WORK TO DO
Below is a block of records. Copy every line in it that contains the word "Nytaarsønske".
====
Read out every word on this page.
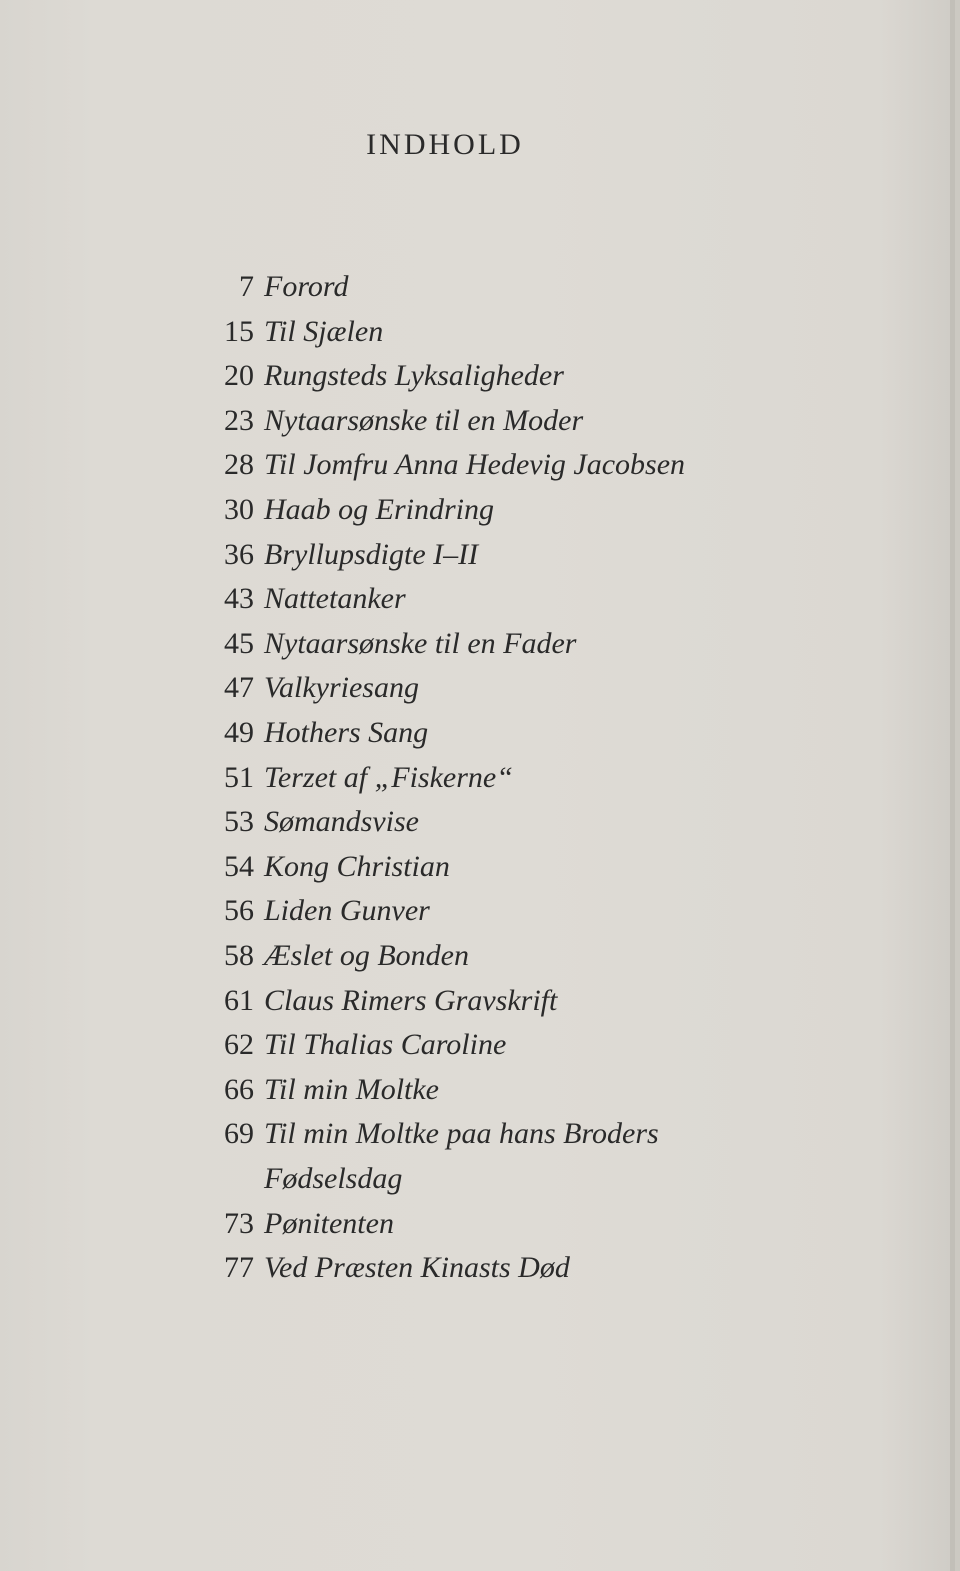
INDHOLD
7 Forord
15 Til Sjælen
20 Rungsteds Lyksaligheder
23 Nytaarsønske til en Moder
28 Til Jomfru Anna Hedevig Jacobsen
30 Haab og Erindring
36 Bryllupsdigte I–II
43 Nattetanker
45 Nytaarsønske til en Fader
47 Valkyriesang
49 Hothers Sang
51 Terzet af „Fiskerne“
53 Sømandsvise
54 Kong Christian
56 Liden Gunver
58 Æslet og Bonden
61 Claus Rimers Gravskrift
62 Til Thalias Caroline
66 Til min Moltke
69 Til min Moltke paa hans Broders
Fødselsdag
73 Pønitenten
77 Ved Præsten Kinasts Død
====
SOLUTION TO THIS TASK
23 Nytaarsønske til en Moder
45 Nytaarsønske til en Fader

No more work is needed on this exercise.